(EXERCISE): Return every record verbatim.

(STORED ROWS):
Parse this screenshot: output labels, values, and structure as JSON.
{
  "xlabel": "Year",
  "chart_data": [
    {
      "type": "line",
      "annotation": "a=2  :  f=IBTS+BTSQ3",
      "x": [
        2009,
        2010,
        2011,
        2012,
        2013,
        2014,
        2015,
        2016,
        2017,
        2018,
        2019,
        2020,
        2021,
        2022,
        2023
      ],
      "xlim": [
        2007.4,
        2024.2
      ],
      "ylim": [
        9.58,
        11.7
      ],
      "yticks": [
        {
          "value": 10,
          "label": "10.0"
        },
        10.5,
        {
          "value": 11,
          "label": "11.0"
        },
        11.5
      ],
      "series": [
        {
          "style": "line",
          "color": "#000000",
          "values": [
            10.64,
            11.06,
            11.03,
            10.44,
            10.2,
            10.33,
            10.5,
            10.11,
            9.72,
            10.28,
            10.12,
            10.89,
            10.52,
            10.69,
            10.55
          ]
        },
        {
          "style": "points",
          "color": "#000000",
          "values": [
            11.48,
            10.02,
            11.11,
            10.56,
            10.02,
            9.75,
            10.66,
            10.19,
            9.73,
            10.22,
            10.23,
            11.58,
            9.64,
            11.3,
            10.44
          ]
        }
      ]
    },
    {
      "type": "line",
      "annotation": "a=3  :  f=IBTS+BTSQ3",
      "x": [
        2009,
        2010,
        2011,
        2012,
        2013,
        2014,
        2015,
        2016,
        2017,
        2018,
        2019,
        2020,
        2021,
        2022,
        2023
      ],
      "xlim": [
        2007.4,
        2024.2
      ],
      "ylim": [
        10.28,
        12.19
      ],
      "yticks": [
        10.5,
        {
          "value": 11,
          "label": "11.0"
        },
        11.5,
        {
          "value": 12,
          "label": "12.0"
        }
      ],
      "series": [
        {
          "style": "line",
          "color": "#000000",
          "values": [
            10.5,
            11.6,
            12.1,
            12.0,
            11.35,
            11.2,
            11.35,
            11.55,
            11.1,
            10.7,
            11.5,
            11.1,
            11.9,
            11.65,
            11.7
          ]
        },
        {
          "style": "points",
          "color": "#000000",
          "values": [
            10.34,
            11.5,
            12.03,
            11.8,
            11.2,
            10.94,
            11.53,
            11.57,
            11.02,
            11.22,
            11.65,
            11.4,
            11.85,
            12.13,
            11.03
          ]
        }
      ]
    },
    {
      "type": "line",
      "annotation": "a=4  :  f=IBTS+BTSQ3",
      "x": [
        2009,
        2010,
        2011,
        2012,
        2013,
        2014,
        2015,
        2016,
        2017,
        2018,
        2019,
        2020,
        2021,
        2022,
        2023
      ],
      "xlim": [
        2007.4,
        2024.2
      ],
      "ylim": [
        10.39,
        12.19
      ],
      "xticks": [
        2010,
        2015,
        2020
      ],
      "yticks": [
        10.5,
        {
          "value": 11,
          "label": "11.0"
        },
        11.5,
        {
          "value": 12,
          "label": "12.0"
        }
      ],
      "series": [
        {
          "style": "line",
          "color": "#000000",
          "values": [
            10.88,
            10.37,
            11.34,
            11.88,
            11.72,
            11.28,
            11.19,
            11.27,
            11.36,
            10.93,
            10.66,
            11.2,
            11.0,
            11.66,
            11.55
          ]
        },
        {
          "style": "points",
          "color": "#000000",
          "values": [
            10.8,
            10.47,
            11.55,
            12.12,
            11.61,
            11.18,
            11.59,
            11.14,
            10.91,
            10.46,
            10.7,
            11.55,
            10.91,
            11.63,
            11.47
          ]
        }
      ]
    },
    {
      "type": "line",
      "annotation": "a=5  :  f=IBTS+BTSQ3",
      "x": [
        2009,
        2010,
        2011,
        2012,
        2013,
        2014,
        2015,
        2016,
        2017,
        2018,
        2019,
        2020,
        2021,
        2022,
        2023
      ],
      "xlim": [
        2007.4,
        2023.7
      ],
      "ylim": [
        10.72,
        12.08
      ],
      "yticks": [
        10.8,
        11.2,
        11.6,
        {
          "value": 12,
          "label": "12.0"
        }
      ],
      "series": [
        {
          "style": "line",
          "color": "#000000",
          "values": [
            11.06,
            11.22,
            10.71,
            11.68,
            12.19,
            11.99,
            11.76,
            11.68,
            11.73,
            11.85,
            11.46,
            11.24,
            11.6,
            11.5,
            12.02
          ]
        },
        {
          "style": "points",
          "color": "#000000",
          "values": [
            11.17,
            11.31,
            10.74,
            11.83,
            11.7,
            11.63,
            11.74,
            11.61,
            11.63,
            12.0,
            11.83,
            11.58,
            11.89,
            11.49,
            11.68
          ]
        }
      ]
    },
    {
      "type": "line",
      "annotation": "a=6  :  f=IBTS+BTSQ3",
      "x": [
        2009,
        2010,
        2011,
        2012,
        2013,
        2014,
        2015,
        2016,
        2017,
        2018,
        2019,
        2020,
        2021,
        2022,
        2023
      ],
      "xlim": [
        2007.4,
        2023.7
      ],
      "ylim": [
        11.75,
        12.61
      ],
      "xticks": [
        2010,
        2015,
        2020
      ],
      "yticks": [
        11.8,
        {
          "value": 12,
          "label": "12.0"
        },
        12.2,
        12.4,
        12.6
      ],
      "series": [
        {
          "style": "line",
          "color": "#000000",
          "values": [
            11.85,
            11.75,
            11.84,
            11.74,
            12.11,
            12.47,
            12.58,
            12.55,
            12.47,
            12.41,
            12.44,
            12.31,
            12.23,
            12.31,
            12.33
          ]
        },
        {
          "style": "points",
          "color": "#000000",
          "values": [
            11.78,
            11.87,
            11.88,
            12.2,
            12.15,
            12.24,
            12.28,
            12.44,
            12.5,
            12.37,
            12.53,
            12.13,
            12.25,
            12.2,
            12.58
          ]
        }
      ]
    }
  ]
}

(REPLY):
Parse this screenshot: output labels, values, and structure as JSON.
{
  "xlabel": "Year",
  "chart_data": [
    {
      "type": "line",
      "annotation": "a=2  :  f=IBTS+BTSQ3",
      "x": [
        2009,
        2010,
        2011,
        2012,
        2013,
        2014,
        2015,
        2016,
        2017,
        2018,
        2019,
        2020,
        2021,
        2022,
        2023
      ],
      "xlim": [
        2007.4,
        2024.2
      ],
      "ylim": [
        9.58,
        11.7
      ],
      "yticks": [
        {
          "value": 10,
          "label": "10.0"
        },
        10.5,
        {
          "value": 11,
          "label": "11.0"
        },
        11.5
      ],
      "series": [
        {
          "style": "line",
          "color": "#000000",
          "values": [
            10.64,
            11.06,
            11.03,
            10.44,
            10.2,
            10.33,
            10.5,
            10.11,
            9.72,
            10.28,
            10.12,
            10.89,
            10.52,
            10.69,
            10.55
          ]
        },
        {
          "style": "points",
          "color": "#000000",
          "values": [
            11.48,
            10.02,
            11.11,
            10.56,
            10.02,
            9.75,
            10.66,
            10.19,
            9.73,
            10.22,
            10.23,
            11.58,
            9.64,
            11.3,
            10.44
          ]
        }
      ]
    },
    {
      "type": "line",
      "annotation": "a=3  :  f=IBTS+BTSQ3",
      "x": [
        2009,
        2010,
        2011,
        2012,
        2013,
        2014,
        2015,
        2016,
        2017,
        2018,
        2019,
        2020,
        2021,
        2022,
        2023
      ],
      "xlim": [
        2007.4,
        2024.2
      ],
      "ylim": [
        10.28,
        12.19
      ],
      "yticks": [
        10.5,
        {
          "value": 11,
          "label": "11.0"
        },
        11.5,
        {
          "value": 12,
          "label": "12.0"
        }
      ],
      "series": [
        {
          "style": "line",
          "color": "#000000",
          "values": [
            10.5,
            11.6,
            12.1,
            12.0,
            11.35,
            11.2,
            11.35,
            11.55,
            11.1,
            10.7,
            11.5,
            11.1,
            11.9,
            11.65,
            11.7
          ]
        },
        {
          "style": "points",
          "color": "#000000",
          "values": [
            10.34,
            11.5,
            12.03,
            11.8,
            11.2,
            10.94,
            11.53,
            11.57,
            11.02,
            11.22,
            11.65,
            11.4,
            11.85,
            12.13,
            11.03
          ]
        }
      ]
    },
    {
      "type": "line",
      "annotation": "a=4  :  f=IBTS+BTSQ3",
      "x": [
        2009,
        2010,
        2011,
        2012,
        2013,
        2014,
        2015,
        2016,
        2017,
        2018,
        2019,
        2020,
        2021,
        2022,
        2023
      ],
      "xlim": [
        2007.4,
        2024.2
      ],
      "ylim": [
        10.39,
        12.19
      ],
      "xticks": [
        2010,
        2015,
        2020
      ],
      "yticks": [
        10.5,
        {
          "value": 11,
          "label": "11.0"
        },
        11.5,
        {
          "value": 12,
          "label": "12.0"
        }
      ],
      "series": [
        {
          "style": "line",
          "color": "#000000",
          "values": [
            10.88,
            10.37,
            11.34,
            11.88,
            11.72,
            11.28,
            11.19,
            11.27,
            11.36,
            10.93,
            10.66,
            11.2,
            11.0,
            11.66,
            11.55
          ]
        },
        {
          "style": "points",
          "color": "#000000",
          "values": [
            10.8,
            10.47,
            11.55,
            12.12,
            11.61,
            11.18,
            11.59,
            11.14,
            10.91,
            10.46,
            10.7,
            11.55,
            10.91,
            11.63,
            11.47
          ]
        }
      ]
    },
    {
      "type": "line",
      "annotation": "a=5  :  f=IBTS+BTSQ3",
      "x": [
        2009,
        2010,
        2011,
        2012,
        2013,
        2014,
        2015,
        2016,
        2017,
        2018,
        2019,
        2020,
        2021,
        2022,
        2023
      ],
      "xlim": [
        2007.4,
        2023.7
      ],
      "ylim": [
        10.72,
        12.08
      ],
      "yticks": [
        10.8,
        11.2,
        11.6,
        {
          "value": 12,
          "label": "12.0"
        }
      ],
      "series": [
        {
          "style": "line",
          "color": "#000000",
          "values": [
            11.06,
            11.22,
            10.71,
            11.68,
            12.19,
            11.99,
            11.76,
            11.68,
            11.73,
            11.85,
            11.46,
            11.24,
            11.6,
            11.5,
            12.02
          ]
        },
        {
          "style": "points",
          "color": "#000000",
          "values": [
            11.17,
            11.31,
            10.74,
            11.83,
            11.7,
            11.63,
            11.74,
            11.61,
            11.63,
            12.0,
            11.83,
            11.58,
            11.89,
            11.49,
            11.68
          ]
        }
      ]
    },
    {
      "type": "line",
      "annotation": "a=6  :  f=IBTS+BTSQ3",
      "x": [
        2009,
        2010,
        2011,
        2012,
        2013,
        2014,
        2015,
        2016,
        2017,
        2018,
        2019,
        2020,
        2021,
        2022,
        2023
      ],
      "xlim": [
        2007.4,
        2023.7
      ],
      "ylim": [
        11.75,
        12.61
      ],
      "xticks": [
        2010,
        2015,
        2020
      ],
      "yticks": [
        11.8,
        {
          "value": 12,
          "label": "12.0"
        },
        12.2,
        12.4,
        12.6
      ],
      "series": [
        {
          "style": "line",
          "color": "#000000",
          "values": [
            11.85,
            11.75,
            11.84,
            11.74,
            12.11,
            12.47,
            12.58,
            12.55,
            12.47,
            12.41,
            12.44,
            12.31,
            12.23,
            12.31,
            12.33
          ]
        },
        {
          "style": "points",
          "color": "#000000",
          "values": [
            11.78,
            11.87,
            11.88,
            12.2,
            12.15,
            12.24,
            12.28,
            12.44,
            12.5,
            12.37,
            12.53,
            12.13,
            12.25,
            12.2,
            12.58
          ]
        }
      ]
    }
  ]
}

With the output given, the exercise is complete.